## begin

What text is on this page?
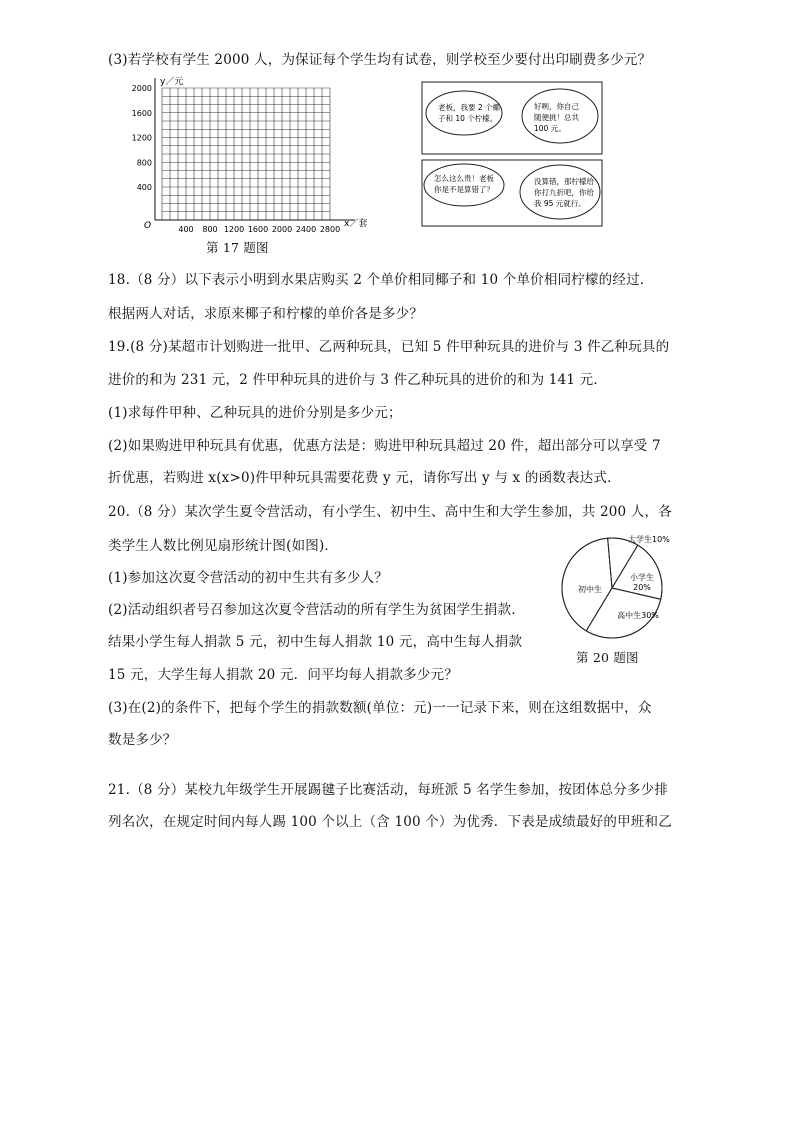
(3)若学校有学生 2000 人，为保证每个学生均有试卷，则学校至少要付出印刷费多少元？
y／元
x／套
O
2000
1600
1200
800
400
400 800 1200 1600 2000 2400 2800
第 17 题图
老板，我要 2 个椰
子和 10 个柠檬。
好咧，你自己
随便挑！总共
100 元。
怎么这么贵！老板
你是不是算错了？
没算错，那柠檬给
你打九折吧，你给
我 95 元就行。
18.（8 分）以下表示小明到水果店购买 2 个单价相同椰子和 10 个单价相同柠檬的经过．
根据两人对话，求原来椰子和柠檬的单价各是多少？
19.(8 分)某超市计划购进一批甲、乙两种玩具，已知 5 件甲种玩具的进价与 3 件乙种玩具的
进价的和为 231 元，2 件甲种玩具的进价与 3 件乙种玩具的进价的和为 141 元．
(1)求每件甲种、乙种玩具的进价分别是多少元；
(2)如果购进甲种玩具有优惠，优惠方法是：购进甲种玩具超过 20 件，超出部分可以享受 7
折优惠，若购进 x(x>0)件甲种玩具需要花费 y 元，请你写出 y 与 x 的函数表达式．
20.（8 分）某次学生夏令营活动，有小学生、初中生、高中生和大学生参加，共 200 人，各
类学生人数比例见扇形统计图(如图)．
(1)参加这次夏令营活动的初中生共有多少人？
(2)活动组织者号召参加这次夏令营活动的所有学生为贫困学生捐款．
结果小学生每人捐款 5 元，初中生每人捐款 10 元，高中生每人捐款
15 元，大学生每人捐款 20 元．问平均每人捐款多少元？
(3)在(2)的条件下，把每个学生的捐款数额(单位：元)一一记录下来，则在这组数据中，众
数是多少？
大学生10%
小学生 20%
高中生30%
初中生
第 20 题图
21.（8 分）某校九年级学生开展踢毽子比赛活动，每班派 5 名学生参加，按团体总分多少排
列名次，在规定时间内每人踢 100 个以上（含 100 个）为优秀．下表是成绩最好的甲班和乙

## end

▶ [Given request]
Reproduce the material above verbatim; omit every picture.

▶ [Full output]
What text is on this page?
(3)若学校有学生 2000 人，为保证每个学生均有试卷，则学校至少要付出印刷费多少元？
y／元
x／套
O
2000
1600
1200
800
400
400 800 1200 1600 2000 2400 2800
第 17 题图
老板，我要 2 个椰
子和 10 个柠檬。
好咧，你自己
随便挑！总共
100 元。
怎么这么贵！老板
你是不是算错了？
没算错，那柠檬给
你打九折吧，你给
我 95 元就行。
18.（8 分）以下表示小明到水果店购买 2 个单价相同椰子和 10 个单价相同柠檬的经过．
根据两人对话，求原来椰子和柠檬的单价各是多少？
19.(8 分)某超市计划购进一批甲、乙两种玩具，已知 5 件甲种玩具的进价与 3 件乙种玩具的
进价的和为 231 元，2 件甲种玩具的进价与 3 件乙种玩具的进价的和为 141 元．
(1)求每件甲种、乙种玩具的进价分别是多少元；
(2)如果购进甲种玩具有优惠，优惠方法是：购进甲种玩具超过 20 件，超出部分可以享受 7
折优惠，若购进 x(x>0)件甲种玩具需要花费 y 元，请你写出 y 与 x 的函数表达式．
20.（8 分）某次学生夏令营活动，有小学生、初中生、高中生和大学生参加，共 200 人，各
类学生人数比例见扇形统计图(如图)．
(1)参加这次夏令营活动的初中生共有多少人？
(2)活动组织者号召参加这次夏令营活动的所有学生为贫困学生捐款．
结果小学生每人捐款 5 元，初中生每人捐款 10 元，高中生每人捐款
15 元，大学生每人捐款 20 元．问平均每人捐款多少元？
(3)在(2)的条件下，把每个学生的捐款数额(单位：元)一一记录下来，则在这组数据中，众
数是多少？
大学生10%
小学生 20%
高中生30%
初中生
第 20 题图
21.（8 分）某校九年级学生开展踢毽子比赛活动，每班派 5 名学生参加，按团体总分多少排
列名次，在规定时间内每人踢 100 个以上（含 100 个）为优秀．下表是成绩最好的甲班和乙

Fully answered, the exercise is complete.